[Task to carry out] Using the listing below, copy every line that mentions "Fohnsdorf".

[Information supplied]
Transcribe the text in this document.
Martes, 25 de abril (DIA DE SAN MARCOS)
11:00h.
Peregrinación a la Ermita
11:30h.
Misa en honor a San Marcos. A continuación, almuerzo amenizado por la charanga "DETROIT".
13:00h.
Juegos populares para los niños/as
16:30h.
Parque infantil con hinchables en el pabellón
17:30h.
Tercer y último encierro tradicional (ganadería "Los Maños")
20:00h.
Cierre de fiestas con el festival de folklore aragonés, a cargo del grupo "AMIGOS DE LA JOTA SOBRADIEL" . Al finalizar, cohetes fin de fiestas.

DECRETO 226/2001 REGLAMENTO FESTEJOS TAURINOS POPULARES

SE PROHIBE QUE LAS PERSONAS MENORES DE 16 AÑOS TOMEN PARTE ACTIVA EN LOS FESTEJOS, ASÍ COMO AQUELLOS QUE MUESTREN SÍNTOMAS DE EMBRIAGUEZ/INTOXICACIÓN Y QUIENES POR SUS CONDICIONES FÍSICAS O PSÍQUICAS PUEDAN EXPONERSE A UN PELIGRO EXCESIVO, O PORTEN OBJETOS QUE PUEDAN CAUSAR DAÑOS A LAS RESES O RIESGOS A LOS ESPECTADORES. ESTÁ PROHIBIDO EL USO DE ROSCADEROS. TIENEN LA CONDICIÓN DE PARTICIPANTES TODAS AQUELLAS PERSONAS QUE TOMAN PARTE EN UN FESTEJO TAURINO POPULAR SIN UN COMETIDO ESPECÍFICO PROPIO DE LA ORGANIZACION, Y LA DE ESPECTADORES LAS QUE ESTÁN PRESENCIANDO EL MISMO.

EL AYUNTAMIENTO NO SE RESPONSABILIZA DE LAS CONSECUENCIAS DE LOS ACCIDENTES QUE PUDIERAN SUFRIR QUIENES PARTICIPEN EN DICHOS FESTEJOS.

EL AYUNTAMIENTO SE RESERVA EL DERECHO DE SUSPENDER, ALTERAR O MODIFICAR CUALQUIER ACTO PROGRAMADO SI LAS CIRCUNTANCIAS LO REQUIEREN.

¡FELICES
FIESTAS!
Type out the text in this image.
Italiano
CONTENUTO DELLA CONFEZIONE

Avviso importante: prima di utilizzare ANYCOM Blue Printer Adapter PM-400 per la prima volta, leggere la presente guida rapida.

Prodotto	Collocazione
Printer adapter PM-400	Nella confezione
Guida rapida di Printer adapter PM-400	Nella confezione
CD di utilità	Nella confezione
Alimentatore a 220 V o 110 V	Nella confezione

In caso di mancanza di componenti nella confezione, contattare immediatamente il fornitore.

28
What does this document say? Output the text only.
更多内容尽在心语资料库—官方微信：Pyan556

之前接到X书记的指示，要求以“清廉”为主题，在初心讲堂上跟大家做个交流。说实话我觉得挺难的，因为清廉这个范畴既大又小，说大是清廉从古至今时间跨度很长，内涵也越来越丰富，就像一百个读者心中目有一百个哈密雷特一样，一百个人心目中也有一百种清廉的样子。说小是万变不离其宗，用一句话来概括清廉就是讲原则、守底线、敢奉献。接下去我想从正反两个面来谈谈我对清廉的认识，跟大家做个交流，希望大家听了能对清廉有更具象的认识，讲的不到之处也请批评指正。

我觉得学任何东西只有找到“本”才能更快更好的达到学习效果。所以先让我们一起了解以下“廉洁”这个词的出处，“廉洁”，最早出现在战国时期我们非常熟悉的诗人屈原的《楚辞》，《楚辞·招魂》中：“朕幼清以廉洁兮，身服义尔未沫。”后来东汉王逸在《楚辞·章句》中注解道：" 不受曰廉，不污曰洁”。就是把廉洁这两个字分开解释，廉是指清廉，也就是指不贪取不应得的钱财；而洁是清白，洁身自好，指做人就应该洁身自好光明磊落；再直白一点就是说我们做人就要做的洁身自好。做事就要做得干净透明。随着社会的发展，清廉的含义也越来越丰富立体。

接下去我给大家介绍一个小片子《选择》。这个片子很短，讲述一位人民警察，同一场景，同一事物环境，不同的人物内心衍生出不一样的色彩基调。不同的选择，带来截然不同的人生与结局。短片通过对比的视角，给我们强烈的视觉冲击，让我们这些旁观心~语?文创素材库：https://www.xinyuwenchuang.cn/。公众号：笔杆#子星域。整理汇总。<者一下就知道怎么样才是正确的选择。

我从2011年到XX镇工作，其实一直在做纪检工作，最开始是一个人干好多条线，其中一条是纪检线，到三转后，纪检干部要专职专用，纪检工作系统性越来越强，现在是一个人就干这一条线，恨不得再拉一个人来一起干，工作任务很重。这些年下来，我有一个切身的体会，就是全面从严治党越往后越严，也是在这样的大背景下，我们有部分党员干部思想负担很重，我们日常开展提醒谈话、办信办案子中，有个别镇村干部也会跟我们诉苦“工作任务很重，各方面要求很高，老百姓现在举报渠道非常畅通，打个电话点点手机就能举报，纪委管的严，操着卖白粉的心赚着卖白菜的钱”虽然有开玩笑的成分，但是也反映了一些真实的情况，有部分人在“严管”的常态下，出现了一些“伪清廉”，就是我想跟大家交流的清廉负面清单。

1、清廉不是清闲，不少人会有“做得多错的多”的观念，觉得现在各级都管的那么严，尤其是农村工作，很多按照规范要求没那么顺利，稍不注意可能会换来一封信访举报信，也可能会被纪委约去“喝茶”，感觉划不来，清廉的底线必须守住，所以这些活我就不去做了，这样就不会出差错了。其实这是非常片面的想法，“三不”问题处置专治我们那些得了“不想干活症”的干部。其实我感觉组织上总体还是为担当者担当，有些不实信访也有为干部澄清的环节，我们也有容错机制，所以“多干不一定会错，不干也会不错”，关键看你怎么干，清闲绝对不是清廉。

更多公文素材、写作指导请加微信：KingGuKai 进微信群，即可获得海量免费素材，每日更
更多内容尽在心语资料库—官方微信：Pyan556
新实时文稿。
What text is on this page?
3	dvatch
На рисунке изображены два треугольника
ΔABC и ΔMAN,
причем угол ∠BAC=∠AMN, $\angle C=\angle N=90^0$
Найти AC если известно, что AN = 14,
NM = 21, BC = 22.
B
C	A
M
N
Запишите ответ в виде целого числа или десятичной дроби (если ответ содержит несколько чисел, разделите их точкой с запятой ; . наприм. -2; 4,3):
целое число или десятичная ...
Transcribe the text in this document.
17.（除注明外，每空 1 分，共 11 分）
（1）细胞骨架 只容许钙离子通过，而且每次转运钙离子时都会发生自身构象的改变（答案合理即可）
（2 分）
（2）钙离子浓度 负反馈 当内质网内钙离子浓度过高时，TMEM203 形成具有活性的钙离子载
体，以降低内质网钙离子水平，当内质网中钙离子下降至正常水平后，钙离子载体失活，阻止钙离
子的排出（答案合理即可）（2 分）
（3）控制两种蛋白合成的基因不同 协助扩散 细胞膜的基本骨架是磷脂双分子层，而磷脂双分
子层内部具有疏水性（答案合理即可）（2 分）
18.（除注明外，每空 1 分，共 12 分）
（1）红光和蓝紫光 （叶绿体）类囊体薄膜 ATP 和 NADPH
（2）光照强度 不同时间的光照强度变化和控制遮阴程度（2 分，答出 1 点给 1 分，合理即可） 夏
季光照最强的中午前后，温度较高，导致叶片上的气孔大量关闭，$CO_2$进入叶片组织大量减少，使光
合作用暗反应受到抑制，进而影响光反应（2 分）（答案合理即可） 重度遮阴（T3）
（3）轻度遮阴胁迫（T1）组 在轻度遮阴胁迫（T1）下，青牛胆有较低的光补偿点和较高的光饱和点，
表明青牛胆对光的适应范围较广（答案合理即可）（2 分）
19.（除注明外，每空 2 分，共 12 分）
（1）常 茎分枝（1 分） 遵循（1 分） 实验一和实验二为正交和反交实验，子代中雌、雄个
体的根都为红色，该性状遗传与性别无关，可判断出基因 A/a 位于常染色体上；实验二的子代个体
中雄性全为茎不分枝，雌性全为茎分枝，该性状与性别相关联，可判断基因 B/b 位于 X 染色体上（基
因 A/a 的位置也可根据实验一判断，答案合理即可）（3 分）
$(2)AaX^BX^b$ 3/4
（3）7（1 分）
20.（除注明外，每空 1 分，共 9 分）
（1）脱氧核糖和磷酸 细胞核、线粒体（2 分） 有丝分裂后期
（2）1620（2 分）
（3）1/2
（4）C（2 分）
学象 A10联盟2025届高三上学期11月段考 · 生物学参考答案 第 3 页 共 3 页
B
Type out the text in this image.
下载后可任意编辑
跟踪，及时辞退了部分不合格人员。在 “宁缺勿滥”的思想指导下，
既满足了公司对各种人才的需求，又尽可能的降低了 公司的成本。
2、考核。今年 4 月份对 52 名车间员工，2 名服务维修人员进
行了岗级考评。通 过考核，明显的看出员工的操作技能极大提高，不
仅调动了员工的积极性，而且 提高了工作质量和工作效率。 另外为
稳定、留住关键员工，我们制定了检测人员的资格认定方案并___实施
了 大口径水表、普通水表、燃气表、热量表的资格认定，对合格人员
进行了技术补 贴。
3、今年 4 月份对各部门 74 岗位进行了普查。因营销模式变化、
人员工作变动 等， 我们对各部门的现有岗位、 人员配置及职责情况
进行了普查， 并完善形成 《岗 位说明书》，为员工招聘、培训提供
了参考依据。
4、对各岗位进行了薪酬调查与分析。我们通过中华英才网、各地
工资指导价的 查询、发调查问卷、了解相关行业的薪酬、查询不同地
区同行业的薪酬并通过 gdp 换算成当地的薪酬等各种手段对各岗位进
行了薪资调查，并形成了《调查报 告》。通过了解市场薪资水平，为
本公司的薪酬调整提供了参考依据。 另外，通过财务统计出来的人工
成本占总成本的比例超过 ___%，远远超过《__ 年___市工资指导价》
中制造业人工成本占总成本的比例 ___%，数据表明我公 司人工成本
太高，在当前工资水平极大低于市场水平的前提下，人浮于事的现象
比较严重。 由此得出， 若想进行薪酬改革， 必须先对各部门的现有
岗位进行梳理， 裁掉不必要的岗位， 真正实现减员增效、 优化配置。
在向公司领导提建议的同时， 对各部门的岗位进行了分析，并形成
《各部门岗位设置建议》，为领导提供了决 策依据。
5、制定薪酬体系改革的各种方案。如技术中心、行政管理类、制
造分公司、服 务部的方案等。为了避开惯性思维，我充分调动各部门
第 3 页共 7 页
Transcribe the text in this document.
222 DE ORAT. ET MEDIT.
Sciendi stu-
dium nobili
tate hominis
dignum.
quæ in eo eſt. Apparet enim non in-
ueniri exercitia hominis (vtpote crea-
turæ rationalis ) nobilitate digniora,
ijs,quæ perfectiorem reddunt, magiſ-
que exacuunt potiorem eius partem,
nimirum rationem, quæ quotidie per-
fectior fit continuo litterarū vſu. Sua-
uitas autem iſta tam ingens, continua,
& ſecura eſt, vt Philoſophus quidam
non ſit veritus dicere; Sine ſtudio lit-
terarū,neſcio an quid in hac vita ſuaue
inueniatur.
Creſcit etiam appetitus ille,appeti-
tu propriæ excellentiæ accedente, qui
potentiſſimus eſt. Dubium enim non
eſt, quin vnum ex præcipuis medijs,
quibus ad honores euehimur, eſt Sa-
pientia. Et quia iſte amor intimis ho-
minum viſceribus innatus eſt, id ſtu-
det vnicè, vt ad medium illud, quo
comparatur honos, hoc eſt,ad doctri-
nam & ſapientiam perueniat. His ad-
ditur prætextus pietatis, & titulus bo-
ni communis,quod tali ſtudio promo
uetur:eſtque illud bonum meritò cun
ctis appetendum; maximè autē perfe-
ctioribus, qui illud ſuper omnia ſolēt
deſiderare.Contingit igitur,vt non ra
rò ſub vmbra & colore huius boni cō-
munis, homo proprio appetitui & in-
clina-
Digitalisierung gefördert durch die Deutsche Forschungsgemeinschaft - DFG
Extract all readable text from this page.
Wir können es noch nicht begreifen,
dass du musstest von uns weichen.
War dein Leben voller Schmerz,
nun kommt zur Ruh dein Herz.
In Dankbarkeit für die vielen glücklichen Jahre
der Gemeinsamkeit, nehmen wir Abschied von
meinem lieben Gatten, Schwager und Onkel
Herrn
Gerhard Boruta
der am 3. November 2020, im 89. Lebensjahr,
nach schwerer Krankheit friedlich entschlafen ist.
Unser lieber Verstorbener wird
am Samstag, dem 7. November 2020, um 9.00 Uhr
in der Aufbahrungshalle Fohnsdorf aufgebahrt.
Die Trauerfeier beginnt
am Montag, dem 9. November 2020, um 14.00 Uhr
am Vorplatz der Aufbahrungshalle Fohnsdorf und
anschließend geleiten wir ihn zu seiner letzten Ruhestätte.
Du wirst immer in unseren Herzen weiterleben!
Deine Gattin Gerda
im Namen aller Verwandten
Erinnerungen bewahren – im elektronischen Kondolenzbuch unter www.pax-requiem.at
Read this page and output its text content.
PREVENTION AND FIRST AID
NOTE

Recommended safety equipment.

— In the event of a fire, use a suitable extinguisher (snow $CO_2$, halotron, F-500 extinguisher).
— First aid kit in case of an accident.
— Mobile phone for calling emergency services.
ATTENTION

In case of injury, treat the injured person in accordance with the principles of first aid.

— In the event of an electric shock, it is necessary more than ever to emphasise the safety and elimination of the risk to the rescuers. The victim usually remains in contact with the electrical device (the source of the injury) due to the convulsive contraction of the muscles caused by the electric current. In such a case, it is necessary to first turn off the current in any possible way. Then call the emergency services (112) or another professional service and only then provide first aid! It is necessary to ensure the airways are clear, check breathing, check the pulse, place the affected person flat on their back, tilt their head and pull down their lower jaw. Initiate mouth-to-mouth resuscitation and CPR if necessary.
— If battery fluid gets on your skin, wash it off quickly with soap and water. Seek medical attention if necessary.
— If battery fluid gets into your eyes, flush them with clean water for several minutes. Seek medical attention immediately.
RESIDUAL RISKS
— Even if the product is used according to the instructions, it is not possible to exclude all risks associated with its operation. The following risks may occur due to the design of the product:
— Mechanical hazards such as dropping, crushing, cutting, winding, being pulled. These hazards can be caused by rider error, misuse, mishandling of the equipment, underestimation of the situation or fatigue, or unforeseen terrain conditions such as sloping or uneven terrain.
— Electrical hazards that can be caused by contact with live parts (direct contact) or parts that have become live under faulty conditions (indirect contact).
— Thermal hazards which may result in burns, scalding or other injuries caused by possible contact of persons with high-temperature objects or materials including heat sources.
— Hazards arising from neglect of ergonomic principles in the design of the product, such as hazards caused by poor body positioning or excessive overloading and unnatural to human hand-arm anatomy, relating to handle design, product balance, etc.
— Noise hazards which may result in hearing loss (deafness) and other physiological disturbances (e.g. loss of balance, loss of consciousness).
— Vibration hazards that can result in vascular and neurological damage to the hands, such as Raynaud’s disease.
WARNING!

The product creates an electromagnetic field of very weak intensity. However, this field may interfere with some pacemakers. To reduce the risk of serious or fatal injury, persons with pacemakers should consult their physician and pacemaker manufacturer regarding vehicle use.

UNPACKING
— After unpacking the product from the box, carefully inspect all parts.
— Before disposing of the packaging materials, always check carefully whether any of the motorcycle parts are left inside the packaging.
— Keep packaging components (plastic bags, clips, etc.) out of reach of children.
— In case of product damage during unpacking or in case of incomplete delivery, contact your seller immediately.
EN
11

[Result below]
in der Aufbahrungshalle Fohnsdorf aufgebahrt.
am Vorplatz der Aufbahrungshalle Fohnsdorf und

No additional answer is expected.